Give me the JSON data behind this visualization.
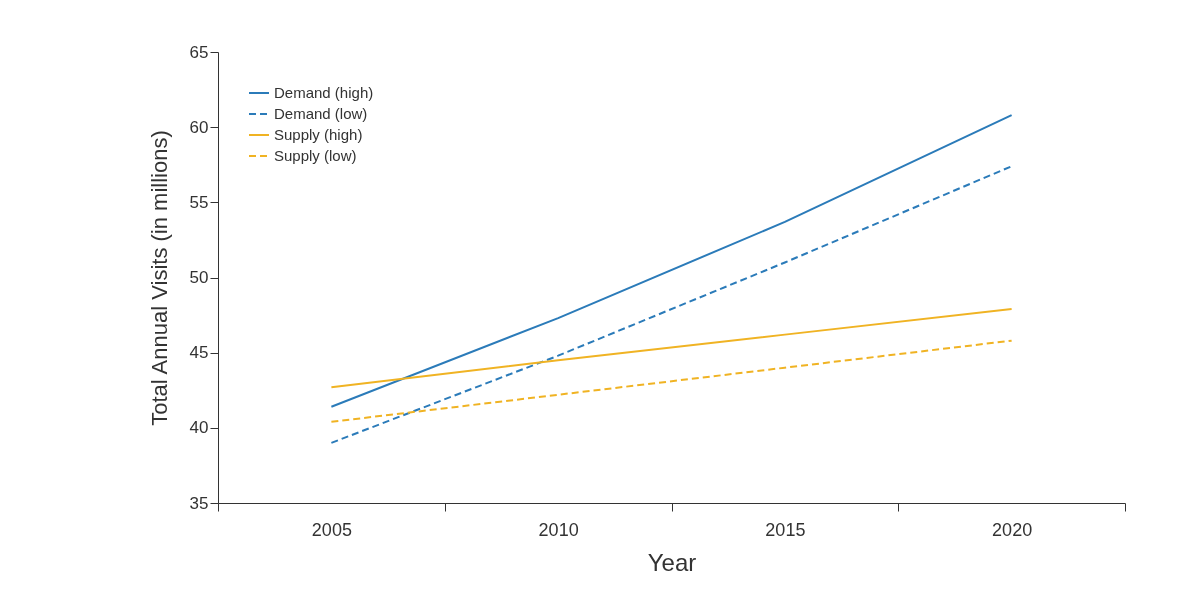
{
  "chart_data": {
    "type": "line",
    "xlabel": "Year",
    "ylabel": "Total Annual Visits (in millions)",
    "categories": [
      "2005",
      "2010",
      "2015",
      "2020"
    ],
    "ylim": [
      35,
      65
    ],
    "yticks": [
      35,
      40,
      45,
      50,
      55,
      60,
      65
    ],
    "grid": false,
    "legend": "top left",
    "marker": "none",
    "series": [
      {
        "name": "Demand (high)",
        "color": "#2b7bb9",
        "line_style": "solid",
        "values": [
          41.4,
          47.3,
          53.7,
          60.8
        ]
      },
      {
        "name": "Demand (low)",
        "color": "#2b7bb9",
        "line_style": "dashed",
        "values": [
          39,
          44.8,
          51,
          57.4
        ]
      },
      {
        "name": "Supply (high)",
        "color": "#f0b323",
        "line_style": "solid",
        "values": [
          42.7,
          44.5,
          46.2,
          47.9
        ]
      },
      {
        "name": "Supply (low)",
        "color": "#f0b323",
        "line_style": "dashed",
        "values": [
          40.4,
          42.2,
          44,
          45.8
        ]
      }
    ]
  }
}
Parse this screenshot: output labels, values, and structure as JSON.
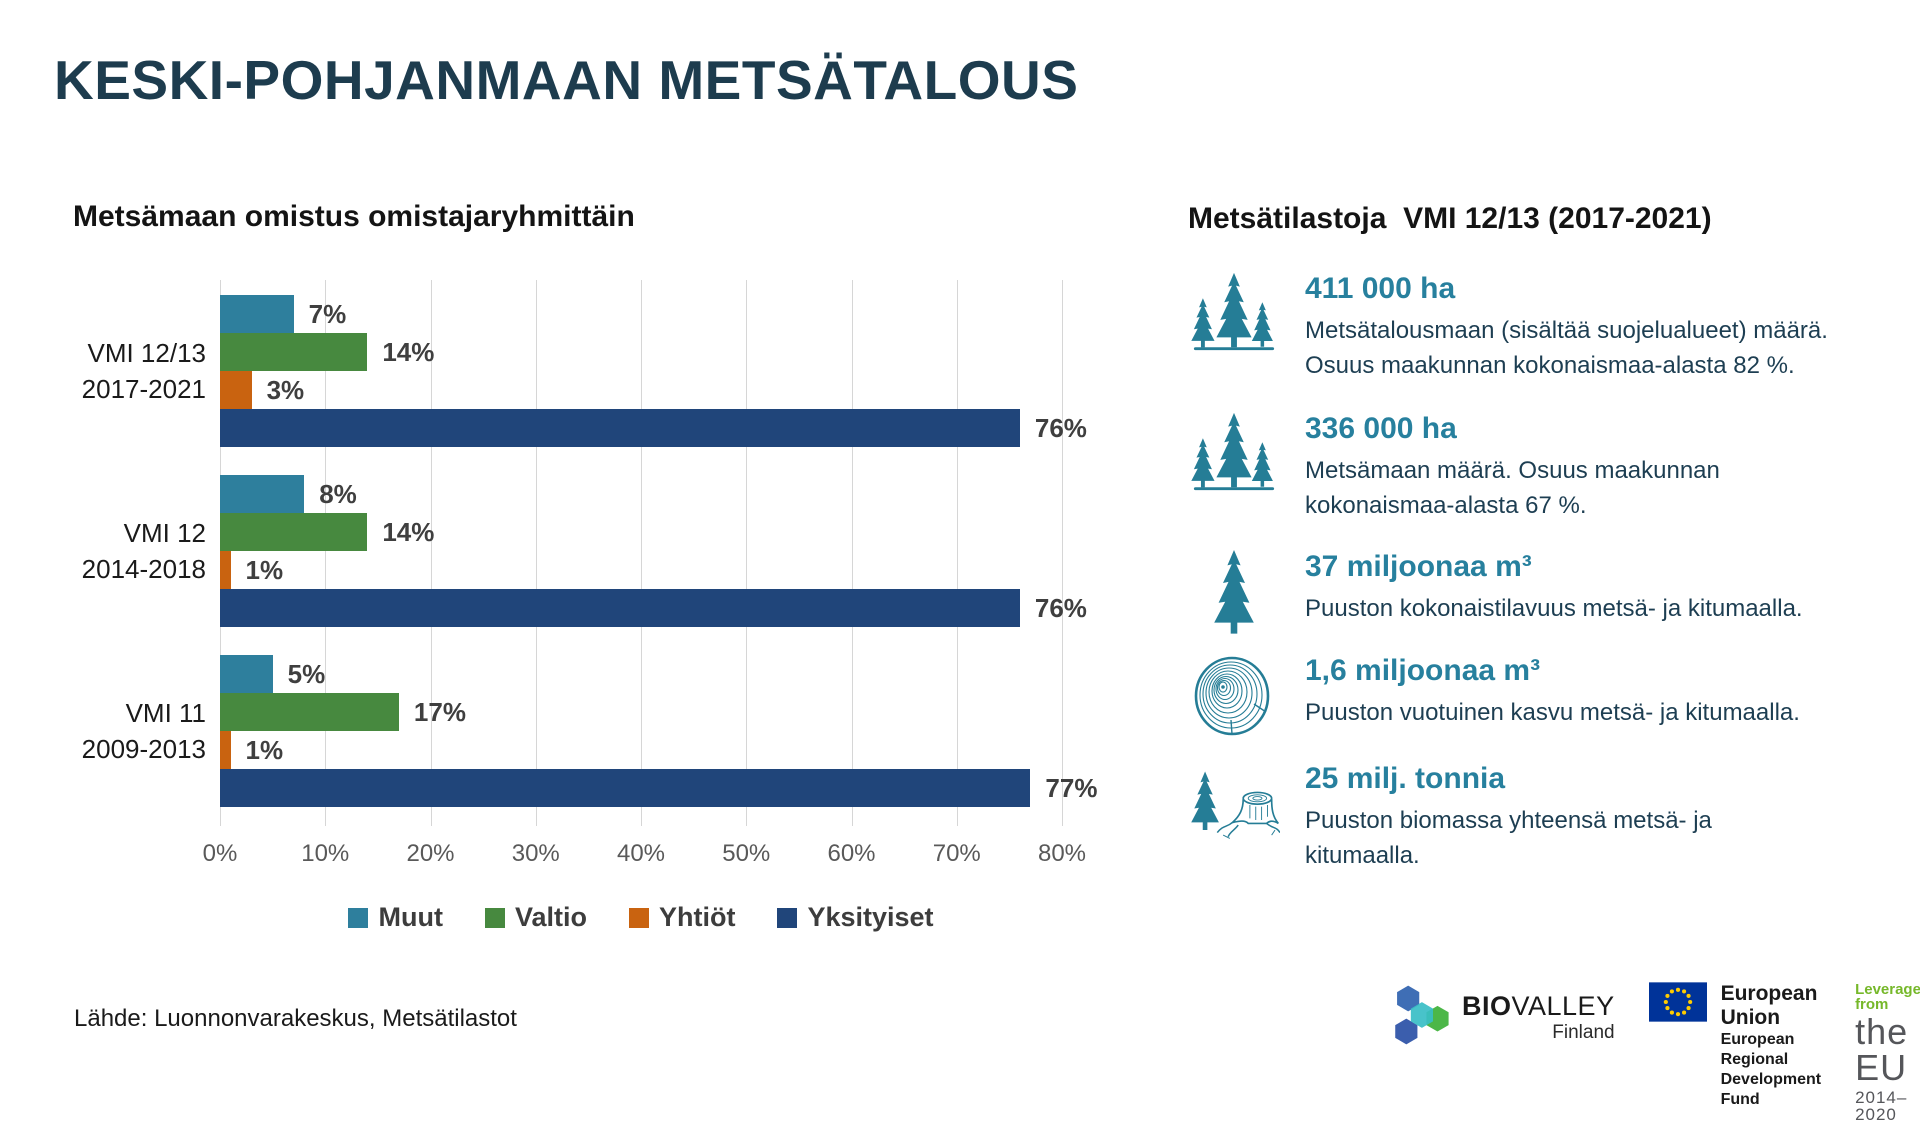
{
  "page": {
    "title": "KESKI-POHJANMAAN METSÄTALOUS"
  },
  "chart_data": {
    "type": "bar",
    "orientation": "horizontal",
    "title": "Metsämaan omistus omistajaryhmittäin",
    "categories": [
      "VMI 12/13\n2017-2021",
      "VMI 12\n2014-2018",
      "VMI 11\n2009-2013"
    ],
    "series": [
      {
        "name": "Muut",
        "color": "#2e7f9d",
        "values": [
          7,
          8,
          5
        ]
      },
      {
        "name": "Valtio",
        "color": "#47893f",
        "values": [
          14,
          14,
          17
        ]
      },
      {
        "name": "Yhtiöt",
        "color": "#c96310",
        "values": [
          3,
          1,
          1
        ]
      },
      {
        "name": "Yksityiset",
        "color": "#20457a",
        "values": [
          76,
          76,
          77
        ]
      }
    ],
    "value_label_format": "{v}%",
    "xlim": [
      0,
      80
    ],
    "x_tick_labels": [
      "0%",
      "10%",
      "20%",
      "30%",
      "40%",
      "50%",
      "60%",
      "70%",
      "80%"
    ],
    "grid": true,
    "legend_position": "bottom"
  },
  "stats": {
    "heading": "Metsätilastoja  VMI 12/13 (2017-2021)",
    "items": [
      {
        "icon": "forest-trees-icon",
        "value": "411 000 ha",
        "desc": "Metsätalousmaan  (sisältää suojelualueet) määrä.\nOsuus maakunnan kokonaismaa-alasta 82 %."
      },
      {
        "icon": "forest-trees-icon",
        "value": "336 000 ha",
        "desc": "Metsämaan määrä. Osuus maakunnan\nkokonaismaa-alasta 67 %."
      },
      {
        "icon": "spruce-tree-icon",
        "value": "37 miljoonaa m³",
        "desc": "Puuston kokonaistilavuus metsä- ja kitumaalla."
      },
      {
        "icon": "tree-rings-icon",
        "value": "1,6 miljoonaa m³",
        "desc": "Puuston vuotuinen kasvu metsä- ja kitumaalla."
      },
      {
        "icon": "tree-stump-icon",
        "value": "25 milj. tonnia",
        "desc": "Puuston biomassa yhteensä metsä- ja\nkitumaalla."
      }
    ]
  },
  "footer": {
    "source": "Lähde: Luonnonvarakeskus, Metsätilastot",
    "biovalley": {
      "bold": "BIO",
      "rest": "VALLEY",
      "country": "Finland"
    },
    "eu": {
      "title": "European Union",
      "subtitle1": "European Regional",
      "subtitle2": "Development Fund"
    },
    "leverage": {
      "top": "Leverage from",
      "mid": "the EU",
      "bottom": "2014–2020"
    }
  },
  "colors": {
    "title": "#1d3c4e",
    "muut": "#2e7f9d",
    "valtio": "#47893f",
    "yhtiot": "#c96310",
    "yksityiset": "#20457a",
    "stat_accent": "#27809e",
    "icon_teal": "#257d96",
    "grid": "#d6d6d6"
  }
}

● ● ● ● ● ● ●

**What to produce**
Strip out the images, then output the records above word for word.

**Exercise answer**
Give me the JSON data behind this visualization.
{
  "chart_data": {
    "type": "line",
    "xlabel": "Year",
    "ylabel": "Total Annual Visits (in millions)",
    "categories": [
      "2005",
      "2010",
      "2015",
      "2020"
    ],
    "ylim": [
      35,
      65
    ],
    "yticks": [
      35,
      40,
      45,
      50,
      55,
      60,
      65
    ],
    "grid": false,
    "legend": "top left",
    "marker": "none",
    "series": [
      {
        "name": "Demand (high)",
        "color": "#2b7bb9",
        "line_style": "solid",
        "values": [
          41.4,
          47.3,
          53.7,
          60.8
        ]
      },
      {
        "name": "Demand (low)",
        "color": "#2b7bb9",
        "line_style": "dashed",
        "values": [
          39,
          44.8,
          51,
          57.4
        ]
      },
      {
        "name": "Supply (high)",
        "color": "#f0b323",
        "line_style": "solid",
        "values": [
          42.7,
          44.5,
          46.2,
          47.9
        ]
      },
      {
        "name": "Supply (low)",
        "color": "#f0b323",
        "line_style": "dashed",
        "values": [
          40.4,
          42.2,
          44,
          45.8
        ]
      }
    ]
  }
}
Parse this screenshot: output labels, values, and structure as JSON.
{
  "page": {
    "title": "KESKI-POHJANMAAN METSÄTALOUS"
  },
  "chart_data": {
    "type": "bar",
    "orientation": "horizontal",
    "title": "Metsämaan omistus omistajaryhmittäin",
    "categories": [
      "VMI 12/13\n2017-2021",
      "VMI 12\n2014-2018",
      "VMI 11\n2009-2013"
    ],
    "series": [
      {
        "name": "Muut",
        "color": "#2e7f9d",
        "values": [
          7,
          8,
          5
        ]
      },
      {
        "name": "Valtio",
        "color": "#47893f",
        "values": [
          14,
          14,
          17
        ]
      },
      {
        "name": "Yhtiöt",
        "color": "#c96310",
        "values": [
          3,
          1,
          1
        ]
      },
      {
        "name": "Yksityiset",
        "color": "#20457a",
        "values": [
          76,
          76,
          77
        ]
      }
    ],
    "value_label_format": "{v}%",
    "xlim": [
      0,
      80
    ],
    "x_tick_labels": [
      "0%",
      "10%",
      "20%",
      "30%",
      "40%",
      "50%",
      "60%",
      "70%",
      "80%"
    ],
    "grid": true,
    "legend_position": "bottom"
  },
  "stats": {
    "heading": "Metsätilastoja  VMI 12/13 (2017-2021)",
    "items": [
      {
        "icon": "forest-trees-icon",
        "value": "411 000 ha",
        "desc": "Metsätalousmaan  (sisältää suojelualueet) määrä.\nOsuus maakunnan kokonaismaa-alasta 82 %."
      },
      {
        "icon": "forest-trees-icon",
        "value": "336 000 ha",
        "desc": "Metsämaan määrä. Osuus maakunnan\nkokonaismaa-alasta 67 %."
      },
      {
        "icon": "spruce-tree-icon",
        "value": "37 miljoonaa m³",
        "desc": "Puuston kokonaistilavuus metsä- ja kitumaalla."
      },
      {
        "icon": "tree-rings-icon",
        "value": "1,6 miljoonaa m³",
        "desc": "Puuston vuotuinen kasvu metsä- ja kitumaalla."
      },
      {
        "icon": "tree-stump-icon",
        "value": "25 milj. tonnia",
        "desc": "Puuston biomassa yhteensä metsä- ja\nkitumaalla."
      }
    ]
  },
  "footer": {
    "source": "Lähde: Luonnonvarakeskus, Metsätilastot",
    "biovalley": {
      "bold": "BIO",
      "rest": "VALLEY",
      "country": "Finland"
    },
    "eu": {
      "title": "European Union",
      "subtitle1": "European Regional",
      "subtitle2": "Development Fund"
    },
    "leverage": {
      "top": "Leverage from",
      "mid": "the EU",
      "bottom": "2014–2020"
    }
  },
  "colors": {
    "title": "#1d3c4e",
    "muut": "#2e7f9d",
    "valtio": "#47893f",
    "yhtiot": "#c96310",
    "yksityiset": "#20457a",
    "stat_accent": "#27809e",
    "icon_teal": "#257d96",
    "grid": "#d6d6d6"
  }
}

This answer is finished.